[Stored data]
== == ==

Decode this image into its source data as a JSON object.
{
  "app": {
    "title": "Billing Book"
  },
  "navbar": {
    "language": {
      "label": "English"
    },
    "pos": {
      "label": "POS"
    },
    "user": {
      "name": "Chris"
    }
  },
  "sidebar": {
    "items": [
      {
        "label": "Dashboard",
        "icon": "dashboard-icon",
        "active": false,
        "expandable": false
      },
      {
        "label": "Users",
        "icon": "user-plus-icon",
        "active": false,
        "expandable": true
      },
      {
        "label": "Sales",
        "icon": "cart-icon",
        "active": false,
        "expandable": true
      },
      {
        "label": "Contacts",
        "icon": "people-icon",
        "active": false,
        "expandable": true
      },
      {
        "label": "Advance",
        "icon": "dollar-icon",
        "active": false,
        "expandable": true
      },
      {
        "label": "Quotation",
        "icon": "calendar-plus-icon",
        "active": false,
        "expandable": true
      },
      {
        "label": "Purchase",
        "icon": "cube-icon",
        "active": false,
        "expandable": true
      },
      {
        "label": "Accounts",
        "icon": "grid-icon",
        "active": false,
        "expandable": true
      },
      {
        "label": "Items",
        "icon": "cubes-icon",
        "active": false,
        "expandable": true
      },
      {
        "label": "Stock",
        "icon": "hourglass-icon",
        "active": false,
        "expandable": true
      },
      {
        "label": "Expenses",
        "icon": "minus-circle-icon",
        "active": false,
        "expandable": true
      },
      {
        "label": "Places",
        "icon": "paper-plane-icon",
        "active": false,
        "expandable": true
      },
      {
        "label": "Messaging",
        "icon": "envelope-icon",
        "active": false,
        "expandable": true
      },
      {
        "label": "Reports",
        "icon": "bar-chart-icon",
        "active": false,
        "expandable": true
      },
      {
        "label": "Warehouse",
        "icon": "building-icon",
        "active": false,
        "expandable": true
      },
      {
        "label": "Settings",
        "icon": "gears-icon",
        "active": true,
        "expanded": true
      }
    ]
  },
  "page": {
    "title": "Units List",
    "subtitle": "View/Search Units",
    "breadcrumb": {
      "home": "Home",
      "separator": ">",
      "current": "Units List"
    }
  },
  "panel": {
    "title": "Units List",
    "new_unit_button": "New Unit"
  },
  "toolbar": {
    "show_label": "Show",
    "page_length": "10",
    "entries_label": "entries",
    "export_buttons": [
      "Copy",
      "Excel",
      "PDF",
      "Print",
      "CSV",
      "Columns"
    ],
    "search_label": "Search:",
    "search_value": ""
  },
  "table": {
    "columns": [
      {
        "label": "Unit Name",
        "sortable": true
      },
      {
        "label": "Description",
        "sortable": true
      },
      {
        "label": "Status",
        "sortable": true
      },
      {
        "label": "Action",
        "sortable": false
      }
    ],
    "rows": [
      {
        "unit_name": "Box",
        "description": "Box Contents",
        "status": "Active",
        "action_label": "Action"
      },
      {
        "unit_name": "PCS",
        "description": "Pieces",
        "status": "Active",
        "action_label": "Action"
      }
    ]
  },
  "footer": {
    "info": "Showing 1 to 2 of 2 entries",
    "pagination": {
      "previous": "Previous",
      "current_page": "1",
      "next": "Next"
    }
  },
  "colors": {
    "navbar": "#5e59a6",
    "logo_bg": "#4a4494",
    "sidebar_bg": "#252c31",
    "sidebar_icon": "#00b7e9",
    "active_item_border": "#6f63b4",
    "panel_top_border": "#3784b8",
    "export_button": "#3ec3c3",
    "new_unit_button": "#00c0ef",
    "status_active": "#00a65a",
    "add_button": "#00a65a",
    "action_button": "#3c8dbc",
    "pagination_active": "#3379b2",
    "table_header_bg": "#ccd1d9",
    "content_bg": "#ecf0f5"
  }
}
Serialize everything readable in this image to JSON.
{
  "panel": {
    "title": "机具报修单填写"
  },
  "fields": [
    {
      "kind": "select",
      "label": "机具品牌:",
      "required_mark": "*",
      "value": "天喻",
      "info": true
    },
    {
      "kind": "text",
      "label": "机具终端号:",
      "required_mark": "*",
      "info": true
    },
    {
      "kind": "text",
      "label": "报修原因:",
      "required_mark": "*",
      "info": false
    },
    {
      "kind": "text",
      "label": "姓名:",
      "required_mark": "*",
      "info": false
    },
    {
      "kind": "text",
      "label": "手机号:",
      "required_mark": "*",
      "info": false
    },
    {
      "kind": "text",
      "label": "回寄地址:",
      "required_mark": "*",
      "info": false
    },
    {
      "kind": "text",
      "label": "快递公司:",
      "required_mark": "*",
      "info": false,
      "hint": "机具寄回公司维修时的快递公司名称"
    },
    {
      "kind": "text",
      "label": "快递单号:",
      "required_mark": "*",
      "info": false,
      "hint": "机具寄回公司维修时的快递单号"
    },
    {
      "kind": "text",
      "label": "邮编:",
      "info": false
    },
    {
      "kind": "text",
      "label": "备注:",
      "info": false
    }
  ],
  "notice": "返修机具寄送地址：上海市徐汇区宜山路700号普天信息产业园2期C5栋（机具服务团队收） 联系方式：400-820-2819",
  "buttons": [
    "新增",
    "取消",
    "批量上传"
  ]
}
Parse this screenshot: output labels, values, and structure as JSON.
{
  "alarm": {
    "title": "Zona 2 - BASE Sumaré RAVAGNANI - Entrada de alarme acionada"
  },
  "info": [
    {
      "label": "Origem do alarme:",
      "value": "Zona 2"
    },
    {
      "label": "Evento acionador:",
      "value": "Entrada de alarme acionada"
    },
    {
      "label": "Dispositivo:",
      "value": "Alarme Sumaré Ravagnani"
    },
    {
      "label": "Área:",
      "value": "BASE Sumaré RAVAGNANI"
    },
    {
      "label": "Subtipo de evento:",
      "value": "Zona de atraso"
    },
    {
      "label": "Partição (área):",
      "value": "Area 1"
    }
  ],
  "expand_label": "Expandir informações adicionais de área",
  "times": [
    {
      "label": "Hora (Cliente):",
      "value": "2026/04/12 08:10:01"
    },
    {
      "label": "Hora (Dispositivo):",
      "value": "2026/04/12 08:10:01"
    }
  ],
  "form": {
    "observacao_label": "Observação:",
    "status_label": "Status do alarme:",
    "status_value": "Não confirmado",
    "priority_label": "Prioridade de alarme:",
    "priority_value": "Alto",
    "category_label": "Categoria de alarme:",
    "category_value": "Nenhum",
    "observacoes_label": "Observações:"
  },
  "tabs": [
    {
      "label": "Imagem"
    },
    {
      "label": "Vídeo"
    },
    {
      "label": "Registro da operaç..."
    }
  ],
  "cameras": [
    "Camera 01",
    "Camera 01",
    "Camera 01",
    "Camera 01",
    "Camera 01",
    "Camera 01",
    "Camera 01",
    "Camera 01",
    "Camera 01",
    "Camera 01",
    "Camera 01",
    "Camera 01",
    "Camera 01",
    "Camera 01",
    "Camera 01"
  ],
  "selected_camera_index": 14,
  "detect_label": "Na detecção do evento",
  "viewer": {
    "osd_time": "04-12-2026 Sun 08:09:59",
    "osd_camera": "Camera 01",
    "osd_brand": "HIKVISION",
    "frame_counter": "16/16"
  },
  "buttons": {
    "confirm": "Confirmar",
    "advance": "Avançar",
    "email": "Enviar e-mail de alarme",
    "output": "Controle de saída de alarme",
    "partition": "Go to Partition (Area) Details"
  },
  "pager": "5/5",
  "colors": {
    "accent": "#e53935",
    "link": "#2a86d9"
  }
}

== == ==

Exercise instructions –
List the lines that contain the word "this".

Final result –
Decode this image into its source data as a JSON object.
Serialize everything readable in this image to JSON.
Parse this screenshot: output labels, values, and structure as JSON.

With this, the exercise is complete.